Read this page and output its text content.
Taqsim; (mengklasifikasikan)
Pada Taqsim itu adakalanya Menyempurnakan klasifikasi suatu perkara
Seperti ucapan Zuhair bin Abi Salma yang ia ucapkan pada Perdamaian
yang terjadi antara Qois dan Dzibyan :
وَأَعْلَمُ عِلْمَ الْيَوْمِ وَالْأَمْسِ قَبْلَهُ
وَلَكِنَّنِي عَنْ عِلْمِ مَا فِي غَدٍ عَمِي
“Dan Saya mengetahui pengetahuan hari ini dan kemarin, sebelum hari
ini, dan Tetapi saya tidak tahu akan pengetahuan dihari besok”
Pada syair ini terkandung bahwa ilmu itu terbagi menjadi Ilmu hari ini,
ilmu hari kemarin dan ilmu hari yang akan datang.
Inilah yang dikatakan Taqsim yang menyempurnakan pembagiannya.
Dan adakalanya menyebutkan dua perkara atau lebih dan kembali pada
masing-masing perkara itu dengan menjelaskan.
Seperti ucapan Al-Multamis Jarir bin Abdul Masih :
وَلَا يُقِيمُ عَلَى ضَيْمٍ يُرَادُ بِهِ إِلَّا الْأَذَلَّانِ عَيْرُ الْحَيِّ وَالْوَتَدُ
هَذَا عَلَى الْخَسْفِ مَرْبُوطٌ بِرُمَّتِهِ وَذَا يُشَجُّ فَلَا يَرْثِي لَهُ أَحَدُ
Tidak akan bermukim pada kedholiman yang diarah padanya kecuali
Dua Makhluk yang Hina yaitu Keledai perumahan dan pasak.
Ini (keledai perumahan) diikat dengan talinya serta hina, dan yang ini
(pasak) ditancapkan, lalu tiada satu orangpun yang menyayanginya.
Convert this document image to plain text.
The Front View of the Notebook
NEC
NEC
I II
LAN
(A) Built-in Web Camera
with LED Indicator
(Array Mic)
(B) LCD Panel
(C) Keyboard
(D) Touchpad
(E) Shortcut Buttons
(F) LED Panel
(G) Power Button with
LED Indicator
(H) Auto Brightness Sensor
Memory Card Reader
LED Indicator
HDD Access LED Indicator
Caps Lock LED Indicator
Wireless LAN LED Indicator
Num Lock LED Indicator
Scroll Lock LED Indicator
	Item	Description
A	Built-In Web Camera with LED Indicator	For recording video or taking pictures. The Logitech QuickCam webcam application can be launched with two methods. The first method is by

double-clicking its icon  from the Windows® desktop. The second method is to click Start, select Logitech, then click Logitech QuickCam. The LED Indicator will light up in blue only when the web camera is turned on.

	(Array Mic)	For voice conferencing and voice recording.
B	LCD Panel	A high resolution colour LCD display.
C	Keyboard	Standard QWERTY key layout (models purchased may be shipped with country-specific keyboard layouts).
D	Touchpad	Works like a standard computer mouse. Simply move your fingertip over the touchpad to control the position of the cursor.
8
--
THE TASK
Type out the material again exactly as presented.

OUTPUT OF THE TASK
Read this page and output its text content.
Taqsim; (mengklasifikasikan)
Pada Taqsim itu adakalanya Menyempurnakan klasifikasi suatu perkara
Seperti ucapan Zuhair bin Abi Salma yang ia ucapkan pada Perdamaian
yang terjadi antara Qois dan Dzibyan :
وَأَعْلَمُ عِلْمَ الْيَوْمِ وَالْأَمْسِ قَبْلَهُ
وَلَكِنَّنِي عَنْ عِلْمِ مَا فِي غَدٍ عَمِي
“Dan Saya mengetahui pengetahuan hari ini dan kemarin, sebelum hari
ini, dan Tetapi saya tidak tahu akan pengetahuan dihari besok”
Pada syair ini terkandung bahwa ilmu itu terbagi menjadi Ilmu hari ini,
ilmu hari kemarin dan ilmu hari yang akan datang.
Inilah yang dikatakan Taqsim yang menyempurnakan pembagiannya.
Dan adakalanya menyebutkan dua perkara atau lebih dan kembali pada
masing-masing perkara itu dengan menjelaskan.
Seperti ucapan Al-Multamis Jarir bin Abdul Masih :
وَلَا يُقِيمُ عَلَى ضَيْمٍ يُرَادُ بِهِ إِلَّا الْأَذَلَّانِ عَيْرُ الْحَيِّ وَالْوَتَدُ
هَذَا عَلَى الْخَسْفِ مَرْبُوطٌ بِرُمَّتِهِ وَذَا يُشَجُّ فَلَا يَرْثِي لَهُ أَحَدُ
Tidak akan bermukim pada kedholiman yang diarah padanya kecuali
Dua Makhluk yang Hina yaitu Keledai perumahan dan pasak.
Ini (keledai perumahan) diikat dengan talinya serta hina, dan yang ini
(pasak) ditancapkan, lalu tiada satu orangpun yang menyayanginya.
Convert this document image to plain text.
The Front View of the Notebook
NEC
NEC
I II
LAN
(A) Built-in Web Camera
with LED Indicator
(Array Mic)
(B) LCD Panel
(C) Keyboard
(D) Touchpad
(E) Shortcut Buttons
(F) LED Panel
(G) Power Button with
LED Indicator
(H) Auto Brightness Sensor
Memory Card Reader
LED Indicator
HDD Access LED Indicator
Caps Lock LED Indicator
Wireless LAN LED Indicator
Num Lock LED Indicator
Scroll Lock LED Indicator
	Item	Description
A	Built-In Web Camera with LED Indicator	For recording video or taking pictures. The Logitech QuickCam webcam application can be launched with two methods. The first method is by

double-clicking its icon  from the Windows® desktop. The second method is to click Start, select Logitech, then click Logitech QuickCam. The LED Indicator will light up in blue only when the web camera is turned on.

	(Array Mic)	For voice conferencing and voice recording.
B	LCD Panel	A high resolution colour LCD display.
C	Keyboard	Standard QWERTY key layout (models purchased may be shipped with country-specific keyboard layouts).
D	Touchpad	Works like a standard computer mouse. Simply move your fingertip over the touchpad to control the position of the cursor.
8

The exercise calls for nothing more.